◆ Your goal:
Render the material again word for word, skipping the pictures in it.

◆ Records to use:
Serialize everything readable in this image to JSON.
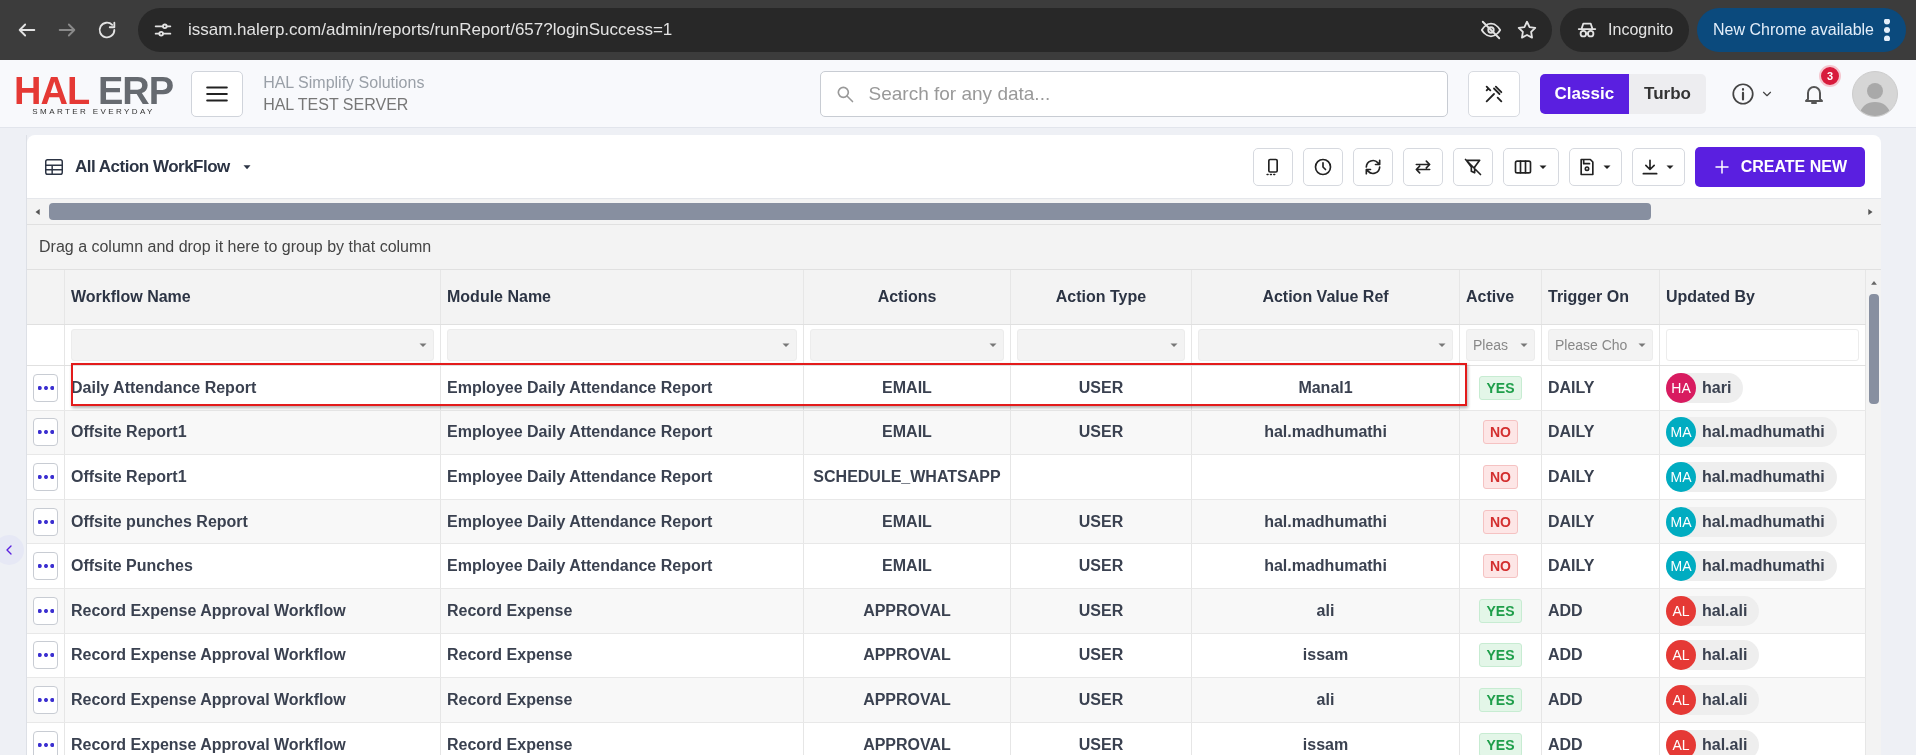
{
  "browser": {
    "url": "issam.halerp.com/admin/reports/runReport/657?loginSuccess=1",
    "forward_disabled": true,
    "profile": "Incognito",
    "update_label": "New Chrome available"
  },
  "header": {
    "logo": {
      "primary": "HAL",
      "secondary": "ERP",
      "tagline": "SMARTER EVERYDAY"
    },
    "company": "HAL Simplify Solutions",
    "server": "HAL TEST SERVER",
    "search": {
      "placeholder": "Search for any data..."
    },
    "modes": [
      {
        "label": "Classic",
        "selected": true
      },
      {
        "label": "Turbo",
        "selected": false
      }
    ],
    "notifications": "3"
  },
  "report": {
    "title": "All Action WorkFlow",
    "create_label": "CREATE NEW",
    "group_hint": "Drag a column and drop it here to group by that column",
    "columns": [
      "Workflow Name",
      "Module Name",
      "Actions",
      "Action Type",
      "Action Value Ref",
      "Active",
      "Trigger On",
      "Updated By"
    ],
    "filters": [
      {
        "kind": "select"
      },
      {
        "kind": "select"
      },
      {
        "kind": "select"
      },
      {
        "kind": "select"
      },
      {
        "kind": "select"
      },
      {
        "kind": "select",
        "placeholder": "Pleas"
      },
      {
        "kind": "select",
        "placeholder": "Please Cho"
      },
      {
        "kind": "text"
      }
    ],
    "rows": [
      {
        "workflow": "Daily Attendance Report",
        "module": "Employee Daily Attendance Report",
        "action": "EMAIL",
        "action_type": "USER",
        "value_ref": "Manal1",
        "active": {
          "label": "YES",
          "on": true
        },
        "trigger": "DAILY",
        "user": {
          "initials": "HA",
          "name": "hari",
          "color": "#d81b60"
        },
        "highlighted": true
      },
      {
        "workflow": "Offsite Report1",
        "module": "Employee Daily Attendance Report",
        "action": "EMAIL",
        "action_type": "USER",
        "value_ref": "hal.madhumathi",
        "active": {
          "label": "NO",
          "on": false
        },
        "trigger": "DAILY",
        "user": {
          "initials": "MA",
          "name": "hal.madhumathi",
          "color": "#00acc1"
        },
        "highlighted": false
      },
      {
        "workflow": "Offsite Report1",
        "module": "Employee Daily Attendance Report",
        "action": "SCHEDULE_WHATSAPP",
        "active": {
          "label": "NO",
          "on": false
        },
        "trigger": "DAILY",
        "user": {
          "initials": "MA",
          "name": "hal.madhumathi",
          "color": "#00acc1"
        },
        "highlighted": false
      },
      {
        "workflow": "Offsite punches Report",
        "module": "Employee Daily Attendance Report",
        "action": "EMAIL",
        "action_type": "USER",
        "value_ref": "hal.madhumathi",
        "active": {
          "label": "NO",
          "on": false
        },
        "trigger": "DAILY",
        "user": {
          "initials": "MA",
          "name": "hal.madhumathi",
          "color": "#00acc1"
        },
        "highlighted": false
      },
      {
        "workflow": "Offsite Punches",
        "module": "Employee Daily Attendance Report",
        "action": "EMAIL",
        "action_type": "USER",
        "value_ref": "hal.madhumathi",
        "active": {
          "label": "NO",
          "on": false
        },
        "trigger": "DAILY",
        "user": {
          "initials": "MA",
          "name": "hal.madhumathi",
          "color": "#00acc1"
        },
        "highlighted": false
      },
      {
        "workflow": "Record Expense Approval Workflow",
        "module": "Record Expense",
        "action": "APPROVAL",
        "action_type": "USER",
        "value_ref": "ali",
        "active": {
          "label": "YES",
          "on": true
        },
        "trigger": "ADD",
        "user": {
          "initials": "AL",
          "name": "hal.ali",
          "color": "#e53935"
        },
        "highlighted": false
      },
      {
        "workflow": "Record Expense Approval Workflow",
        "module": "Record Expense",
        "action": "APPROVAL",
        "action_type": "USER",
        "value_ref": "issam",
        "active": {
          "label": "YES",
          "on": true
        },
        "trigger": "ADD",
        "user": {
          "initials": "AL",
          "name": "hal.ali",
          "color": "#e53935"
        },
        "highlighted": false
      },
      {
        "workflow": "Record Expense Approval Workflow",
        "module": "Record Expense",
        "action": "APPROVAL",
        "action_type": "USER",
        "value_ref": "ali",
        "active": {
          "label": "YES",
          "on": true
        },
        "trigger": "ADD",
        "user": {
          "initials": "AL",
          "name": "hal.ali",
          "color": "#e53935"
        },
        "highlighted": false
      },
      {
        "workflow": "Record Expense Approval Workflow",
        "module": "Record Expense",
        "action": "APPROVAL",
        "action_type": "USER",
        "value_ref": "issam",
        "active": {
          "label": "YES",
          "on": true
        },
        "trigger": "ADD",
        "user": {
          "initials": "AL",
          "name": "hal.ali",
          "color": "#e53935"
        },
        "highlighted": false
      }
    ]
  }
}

◆ Expected output:
Serialize everything readable in this image to JSON.
{
  "browser": {
    "url": "issam.halerp.com/admin/reports/runReport/657?loginSuccess=1",
    "forward_disabled": true,
    "profile": "Incognito",
    "update_label": "New Chrome available"
  },
  "header": {
    "logo": {
      "primary": "HAL",
      "secondary": "ERP",
      "tagline": "SMARTER EVERYDAY"
    },
    "company": "HAL Simplify Solutions",
    "server": "HAL TEST SERVER",
    "search": {
      "placeholder": "Search for any data..."
    },
    "modes": [
      {
        "label": "Classic",
        "selected": true
      },
      {
        "label": "Turbo",
        "selected": false
      }
    ],
    "notifications": "3"
  },
  "report": {
    "title": "All Action WorkFlow",
    "create_label": "CREATE NEW",
    "group_hint": "Drag a column and drop it here to group by that column",
    "columns": [
      "Workflow Name",
      "Module Name",
      "Actions",
      "Action Type",
      "Action Value Ref",
      "Active",
      "Trigger On",
      "Updated By"
    ],
    "filters": [
      {
        "kind": "select"
      },
      {
        "kind": "select"
      },
      {
        "kind": "select"
      },
      {
        "kind": "select"
      },
      {
        "kind": "select"
      },
      {
        "kind": "select",
        "placeholder": "Pleas"
      },
      {
        "kind": "select",
        "placeholder": "Please Cho"
      },
      {
        "kind": "text"
      }
    ],
    "rows": [
      {
        "workflow": "Daily Attendance Report",
        "module": "Employee Daily Attendance Report",
        "action": "EMAIL",
        "action_type": "USER",
        "value_ref": "Manal1",
        "active": {
          "label": "YES",
          "on": true
        },
        "trigger": "DAILY",
        "user": {
          "initials": "HA",
          "name": "hari",
          "color": "#d81b60"
        },
        "highlighted": true
      },
      {
        "workflow": "Offsite Report1",
        "module": "Employee Daily Attendance Report",
        "action": "EMAIL",
        "action_type": "USER",
        "value_ref": "hal.madhumathi",
        "active": {
          "label": "NO",
          "on": false
        },
        "trigger": "DAILY",
        "user": {
          "initials": "MA",
          "name": "hal.madhumathi",
          "color": "#00acc1"
        },
        "highlighted": false
      },
      {
        "workflow": "Offsite Report1",
        "module": "Employee Daily Attendance Report",
        "action": "SCHEDULE_WHATSAPP",
        "active": {
          "label": "NO",
          "on": false
        },
        "trigger": "DAILY",
        "user": {
          "initials": "MA",
          "name": "hal.madhumathi",
          "color": "#00acc1"
        },
        "highlighted": false
      },
      {
        "workflow": "Offsite punches Report",
        "module": "Employee Daily Attendance Report",
        "action": "EMAIL",
        "action_type": "USER",
        "value_ref": "hal.madhumathi",
        "active": {
          "label": "NO",
          "on": false
        },
        "trigger": "DAILY",
        "user": {
          "initials": "MA",
          "name": "hal.madhumathi",
          "color": "#00acc1"
        },
        "highlighted": false
      },
      {
        "workflow": "Offsite Punches",
        "module": "Employee Daily Attendance Report",
        "action": "EMAIL",
        "action_type": "USER",
        "value_ref": "hal.madhumathi",
        "active": {
          "label": "NO",
          "on": false
        },
        "trigger": "DAILY",
        "user": {
          "initials": "MA",
          "name": "hal.madhumathi",
          "color": "#00acc1"
        },
        "highlighted": false
      },
      {
        "workflow": "Record Expense Approval Workflow",
        "module": "Record Expense",
        "action": "APPROVAL",
        "action_type": "USER",
        "value_ref": "ali",
        "active": {
          "label": "YES",
          "on": true
        },
        "trigger": "ADD",
        "user": {
          "initials": "AL",
          "name": "hal.ali",
          "color": "#e53935"
        },
        "highlighted": false
      },
      {
        "workflow": "Record Expense Approval Workflow",
        "module": "Record Expense",
        "action": "APPROVAL",
        "action_type": "USER",
        "value_ref": "issam",
        "active": {
          "label": "YES",
          "on": true
        },
        "trigger": "ADD",
        "user": {
          "initials": "AL",
          "name": "hal.ali",
          "color": "#e53935"
        },
        "highlighted": false
      },
      {
        "workflow": "Record Expense Approval Workflow",
        "module": "Record Expense",
        "action": "APPROVAL",
        "action_type": "USER",
        "value_ref": "ali",
        "active": {
          "label": "YES",
          "on": true
        },
        "trigger": "ADD",
        "user": {
          "initials": "AL",
          "name": "hal.ali",
          "color": "#e53935"
        },
        "highlighted": false
      },
      {
        "workflow": "Record Expense Approval Workflow",
        "module": "Record Expense",
        "action": "APPROVAL",
        "action_type": "USER",
        "value_ref": "issam",
        "active": {
          "label": "YES",
          "on": true
        },
        "trigger": "ADD",
        "user": {
          "initials": "AL",
          "name": "hal.ali",
          "color": "#e53935"
        },
        "highlighted": false
      }
    ]
  }
}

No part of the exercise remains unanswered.